- _Task goal_: Give back the whole listing exactly as shown.
--------
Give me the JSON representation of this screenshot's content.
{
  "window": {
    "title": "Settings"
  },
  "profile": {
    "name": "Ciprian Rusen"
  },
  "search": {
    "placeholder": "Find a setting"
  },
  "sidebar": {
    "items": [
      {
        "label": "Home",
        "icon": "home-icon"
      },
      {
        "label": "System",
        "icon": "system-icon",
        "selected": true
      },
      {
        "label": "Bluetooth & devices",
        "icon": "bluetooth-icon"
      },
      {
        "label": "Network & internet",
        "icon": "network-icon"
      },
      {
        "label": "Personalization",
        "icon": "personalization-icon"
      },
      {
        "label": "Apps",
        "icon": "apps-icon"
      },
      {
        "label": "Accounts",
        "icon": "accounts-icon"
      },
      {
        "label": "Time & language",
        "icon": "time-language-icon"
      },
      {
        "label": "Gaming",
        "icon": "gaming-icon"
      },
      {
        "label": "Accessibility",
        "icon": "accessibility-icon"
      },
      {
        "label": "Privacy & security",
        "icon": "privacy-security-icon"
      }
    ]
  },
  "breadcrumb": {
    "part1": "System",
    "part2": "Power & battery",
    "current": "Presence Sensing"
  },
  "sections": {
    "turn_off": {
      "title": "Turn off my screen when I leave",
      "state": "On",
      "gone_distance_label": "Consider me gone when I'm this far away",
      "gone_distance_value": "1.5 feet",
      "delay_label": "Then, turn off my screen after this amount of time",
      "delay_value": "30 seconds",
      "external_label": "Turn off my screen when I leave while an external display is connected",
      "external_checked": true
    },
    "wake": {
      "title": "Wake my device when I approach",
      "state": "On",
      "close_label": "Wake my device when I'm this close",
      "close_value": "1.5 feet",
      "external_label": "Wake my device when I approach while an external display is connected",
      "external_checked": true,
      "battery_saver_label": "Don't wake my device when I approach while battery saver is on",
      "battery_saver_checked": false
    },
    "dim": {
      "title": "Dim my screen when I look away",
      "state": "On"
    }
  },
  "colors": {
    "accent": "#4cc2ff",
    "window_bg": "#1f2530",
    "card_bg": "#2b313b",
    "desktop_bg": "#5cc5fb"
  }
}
--------
- _Response to the exercise_:
Give me the JSON representation of this screenshot's content.
{
  "window": {
    "title": "Settings"
  },
  "profile": {
    "name": "Ciprian Rusen"
  },
  "search": {
    "placeholder": "Find a setting"
  },
  "sidebar": {
    "items": [
      {
        "label": "Home",
        "icon": "home-icon"
      },
      {
        "label": "System",
        "icon": "system-icon",
        "selected": true
      },
      {
        "label": "Bluetooth & devices",
        "icon": "bluetooth-icon"
      },
      {
        "label": "Network & internet",
        "icon": "network-icon"
      },
      {
        "label": "Personalization",
        "icon": "personalization-icon"
      },
      {
        "label": "Apps",
        "icon": "apps-icon"
      },
      {
        "label": "Accounts",
        "icon": "accounts-icon"
      },
      {
        "label": "Time & language",
        "icon": "time-language-icon"
      },
      {
        "label": "Gaming",
        "icon": "gaming-icon"
      },
      {
        "label": "Accessibility",
        "icon": "accessibility-icon"
      },
      {
        "label": "Privacy & security",
        "icon": "privacy-security-icon"
      }
    ]
  },
  "breadcrumb": {
    "part1": "System",
    "part2": "Power & battery",
    "current": "Presence Sensing"
  },
  "sections": {
    "turn_off": {
      "title": "Turn off my screen when I leave",
      "state": "On",
      "gone_distance_label": "Consider me gone when I'm this far away",
      "gone_distance_value": "1.5 feet",
      "delay_label": "Then, turn off my screen after this amount of time",
      "delay_value": "30 seconds",
      "external_label": "Turn off my screen when I leave while an external display is connected",
      "external_checked": true
    },
    "wake": {
      "title": "Wake my device when I approach",
      "state": "On",
      "close_label": "Wake my device when I'm this close",
      "close_value": "1.5 feet",
      "external_label": "Wake my device when I approach while an external display is connected",
      "external_checked": true,
      "battery_saver_label": "Don't wake my device when I approach while battery saver is on",
      "battery_saver_checked": false
    },
    "dim": {
      "title": "Dim my screen when I look away",
      "state": "On"
    }
  },
  "colors": {
    "accent": "#4cc2ff",
    "window_bg": "#1f2530",
    "card_bg": "#2b313b",
    "desktop_bg": "#5cc5fb"
  }
}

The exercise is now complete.